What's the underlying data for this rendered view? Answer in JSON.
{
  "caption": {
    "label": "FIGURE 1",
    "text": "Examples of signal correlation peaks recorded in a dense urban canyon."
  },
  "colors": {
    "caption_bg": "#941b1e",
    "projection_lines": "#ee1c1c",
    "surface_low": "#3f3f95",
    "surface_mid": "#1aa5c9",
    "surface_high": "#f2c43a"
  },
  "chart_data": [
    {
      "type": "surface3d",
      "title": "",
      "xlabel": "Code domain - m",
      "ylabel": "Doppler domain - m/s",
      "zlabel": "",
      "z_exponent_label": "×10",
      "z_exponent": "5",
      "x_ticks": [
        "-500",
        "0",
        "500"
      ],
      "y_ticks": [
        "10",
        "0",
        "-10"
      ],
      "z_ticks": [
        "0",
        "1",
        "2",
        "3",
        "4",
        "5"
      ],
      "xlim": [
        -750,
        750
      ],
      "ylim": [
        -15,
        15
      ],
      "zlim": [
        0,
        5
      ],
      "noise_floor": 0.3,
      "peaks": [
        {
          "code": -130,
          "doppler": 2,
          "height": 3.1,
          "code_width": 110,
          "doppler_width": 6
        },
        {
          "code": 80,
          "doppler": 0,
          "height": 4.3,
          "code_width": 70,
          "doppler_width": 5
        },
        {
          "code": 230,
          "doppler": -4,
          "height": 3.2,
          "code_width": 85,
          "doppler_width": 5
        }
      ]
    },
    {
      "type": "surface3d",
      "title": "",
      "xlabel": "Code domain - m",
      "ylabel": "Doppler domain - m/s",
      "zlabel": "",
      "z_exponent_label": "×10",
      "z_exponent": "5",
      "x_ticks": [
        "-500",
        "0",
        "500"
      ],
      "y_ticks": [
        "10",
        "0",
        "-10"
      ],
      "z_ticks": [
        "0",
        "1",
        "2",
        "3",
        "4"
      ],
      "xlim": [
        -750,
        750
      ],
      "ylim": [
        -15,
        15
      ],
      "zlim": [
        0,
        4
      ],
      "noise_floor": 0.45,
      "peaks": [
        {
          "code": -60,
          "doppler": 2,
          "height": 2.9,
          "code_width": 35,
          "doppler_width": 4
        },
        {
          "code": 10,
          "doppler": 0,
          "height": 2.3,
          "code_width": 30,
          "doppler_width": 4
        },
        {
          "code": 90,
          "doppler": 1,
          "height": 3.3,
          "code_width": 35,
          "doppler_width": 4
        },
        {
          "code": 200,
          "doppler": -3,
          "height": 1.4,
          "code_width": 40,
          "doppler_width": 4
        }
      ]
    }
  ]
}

### GOAL
Each line of the material must be restated exactly.

### ANSWER TO THE TASK
What's the underlying data for this rendered view? Answer in JSON.
{
  "caption": {
    "label": "FIGURE 1",
    "text": "Examples of signal correlation peaks recorded in a dense urban canyon."
  },
  "colors": {
    "caption_bg": "#941b1e",
    "projection_lines": "#ee1c1c",
    "surface_low": "#3f3f95",
    "surface_mid": "#1aa5c9",
    "surface_high": "#f2c43a"
  },
  "chart_data": [
    {
      "type": "surface3d",
      "title": "",
      "xlabel": "Code domain - m",
      "ylabel": "Doppler domain - m/s",
      "zlabel": "",
      "z_exponent_label": "×10",
      "z_exponent": "5",
      "x_ticks": [
        "-500",
        "0",
        "500"
      ],
      "y_ticks": [
        "10",
        "0",
        "-10"
      ],
      "z_ticks": [
        "0",
        "1",
        "2",
        "3",
        "4",
        "5"
      ],
      "xlim": [
        -750,
        750
      ],
      "ylim": [
        -15,
        15
      ],
      "zlim": [
        0,
        5
      ],
      "noise_floor": 0.3,
      "peaks": [
        {
          "code": -130,
          "doppler": 2,
          "height": 3.1,
          "code_width": 110,
          "doppler_width": 6
        },
        {
          "code": 80,
          "doppler": 0,
          "height": 4.3,
          "code_width": 70,
          "doppler_width": 5
        },
        {
          "code": 230,
          "doppler": -4,
          "height": 3.2,
          "code_width": 85,
          "doppler_width": 5
        }
      ]
    },
    {
      "type": "surface3d",
      "title": "",
      "xlabel": "Code domain - m",
      "ylabel": "Doppler domain - m/s",
      "zlabel": "",
      "z_exponent_label": "×10",
      "z_exponent": "5",
      "x_ticks": [
        "-500",
        "0",
        "500"
      ],
      "y_ticks": [
        "10",
        "0",
        "-10"
      ],
      "z_ticks": [
        "0",
        "1",
        "2",
        "3",
        "4"
      ],
      "xlim": [
        -750,
        750
      ],
      "ylim": [
        -15,
        15
      ],
      "zlim": [
        0,
        4
      ],
      "noise_floor": 0.45,
      "peaks": [
        {
          "code": -60,
          "doppler": 2,
          "height": 2.9,
          "code_width": 35,
          "doppler_width": 4
        },
        {
          "code": 10,
          "doppler": 0,
          "height": 2.3,
          "code_width": 30,
          "doppler_width": 4
        },
        {
          "code": 90,
          "doppler": 1,
          "height": 3.3,
          "code_width": 35,
          "doppler_width": 4
        },
        {
          "code": 200,
          "doppler": -3,
          "height": 1.4,
          "code_width": 40,
          "doppler_width": 4
        }
      ]
    }
  ]
}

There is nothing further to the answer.